_Exercise_
Lines containing the string "optimal" are to be collected in full.

_Material_
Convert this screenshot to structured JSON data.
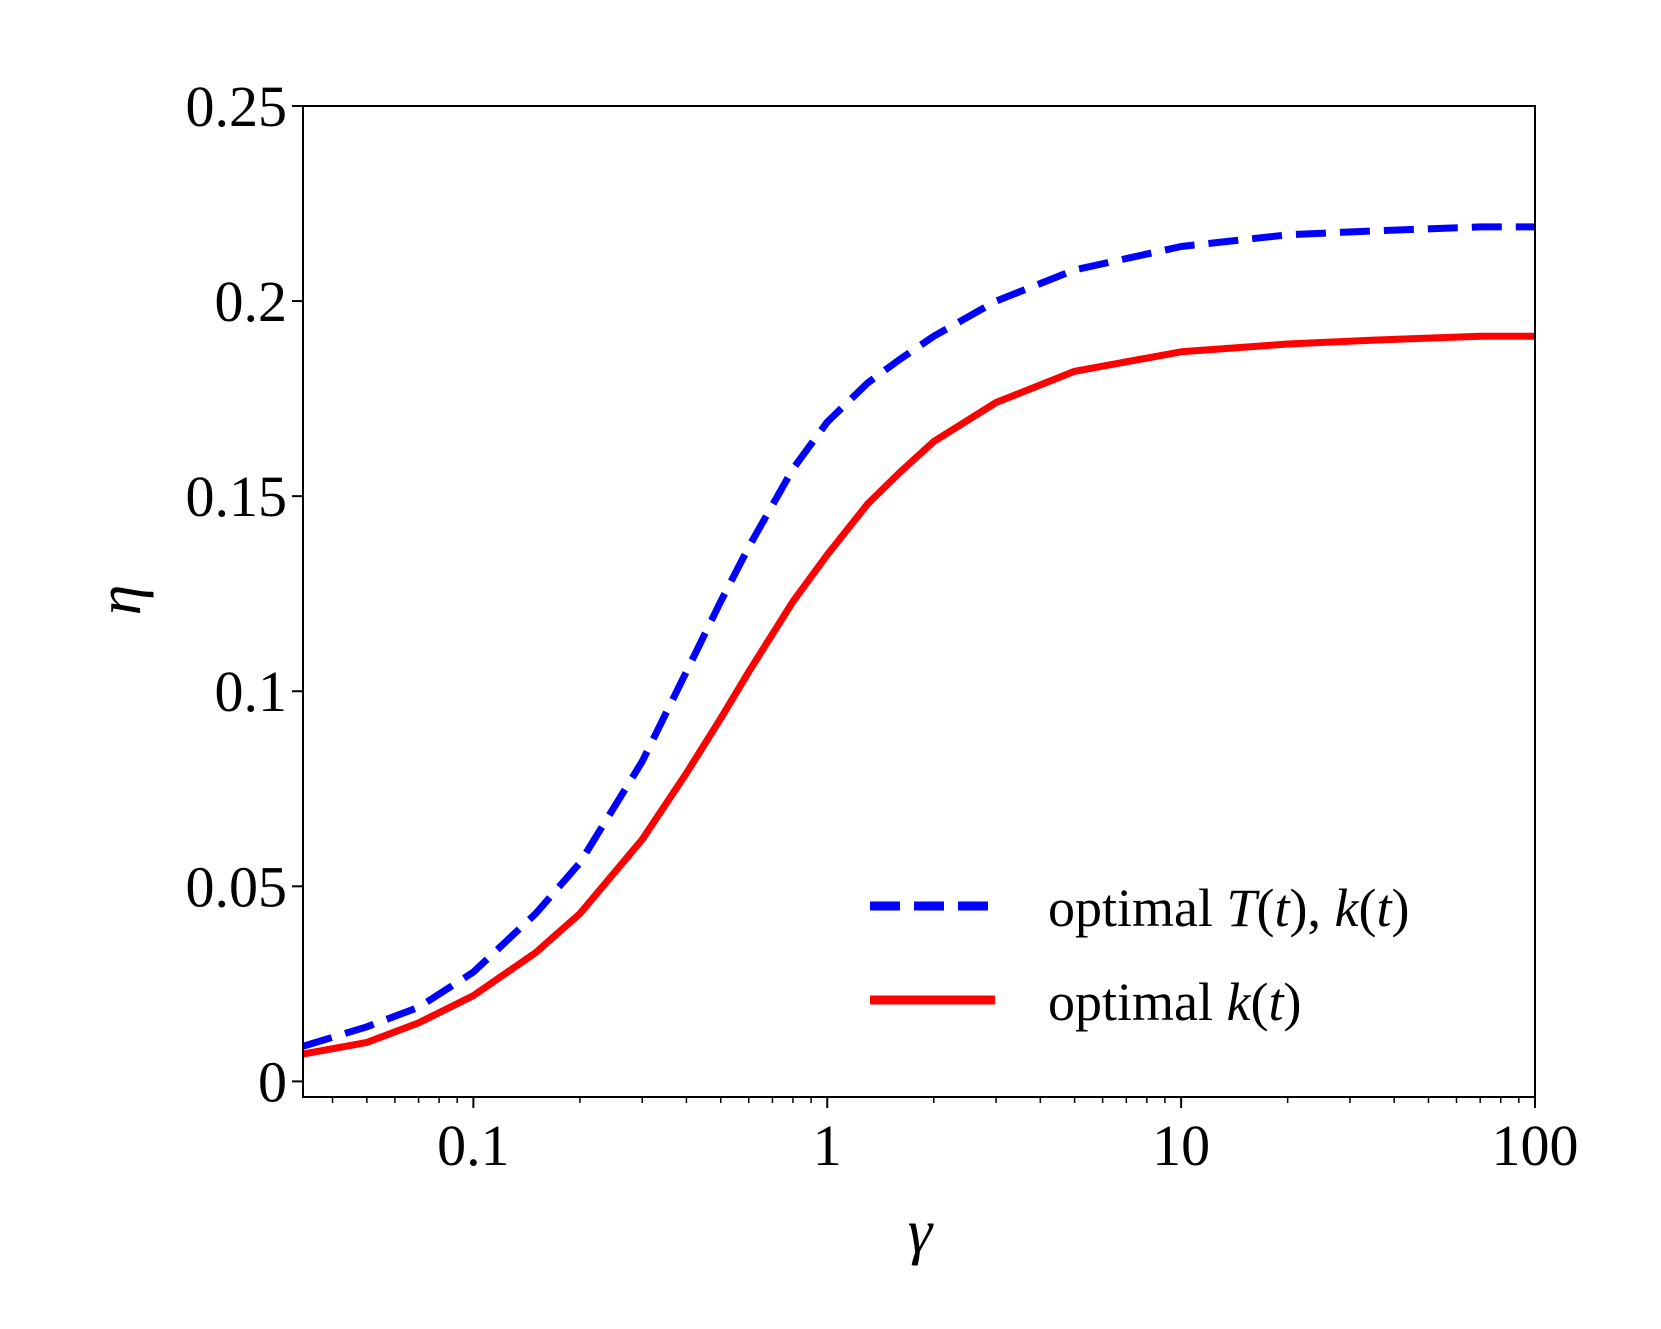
{
  "chart_data": {
    "type": "line",
    "xscale": "log",
    "xlabel": "γ",
    "ylabel": "η",
    "xlim": [
      0.033,
      100
    ],
    "ylim": [
      -0.004,
      0.25
    ],
    "xticks": [
      0.1,
      1,
      10,
      100
    ],
    "xtick_labels": [
      "0.1",
      "1",
      "10",
      "100"
    ],
    "yticks": [
      0,
      0.05,
      0.1,
      0.15,
      0.2,
      0.25
    ],
    "ytick_labels": [
      "0",
      "0.05",
      "0.1",
      "0.15",
      "0.2",
      "0.25"
    ],
    "grid": false,
    "legend_position": "lower-right",
    "series": [
      {
        "name": "optimal T(t), k(t)",
        "legend": {
          "prefix": "optimal ",
          "parts": [
            "T",
            "(",
            "t",
            "), ",
            "k",
            "(",
            "t",
            ")"
          ]
        },
        "color": "#0000ff",
        "style": "dashed",
        "x": [
          0.033,
          0.05,
          0.07,
          0.1,
          0.15,
          0.2,
          0.3,
          0.4,
          0.5,
          0.6,
          0.8,
          1.0,
          1.3,
          1.6,
          2.0,
          3.0,
          5.0,
          10,
          20,
          35,
          70,
          100
        ],
        "y": [
          0.009,
          0.014,
          0.019,
          0.028,
          0.043,
          0.056,
          0.082,
          0.105,
          0.123,
          0.137,
          0.157,
          0.169,
          0.179,
          0.185,
          0.191,
          0.2,
          0.208,
          0.214,
          0.217,
          0.218,
          0.219,
          0.219
        ]
      },
      {
        "name": "optimal k(t)",
        "legend": {
          "prefix": "optimal ",
          "parts": [
            "k",
            "(",
            "t",
            ")"
          ]
        },
        "color": "#ff0000",
        "style": "solid",
        "x": [
          0.033,
          0.05,
          0.07,
          0.1,
          0.15,
          0.2,
          0.3,
          0.4,
          0.5,
          0.6,
          0.8,
          1.0,
          1.3,
          1.6,
          2.0,
          3.0,
          5.0,
          10,
          20,
          35,
          70,
          100
        ],
        "y": [
          0.007,
          0.01,
          0.015,
          0.022,
          0.033,
          0.043,
          0.062,
          0.079,
          0.093,
          0.105,
          0.123,
          0.135,
          0.148,
          0.156,
          0.164,
          0.174,
          0.182,
          0.187,
          0.189,
          0.19,
          0.191,
          0.191
        ]
      }
    ]
  }
}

_Task result_
        "name": "optimal T(t), k(t)",
          "prefix": "optimal ",
        "name": "optimal k(t)",
          "prefix": "optimal ",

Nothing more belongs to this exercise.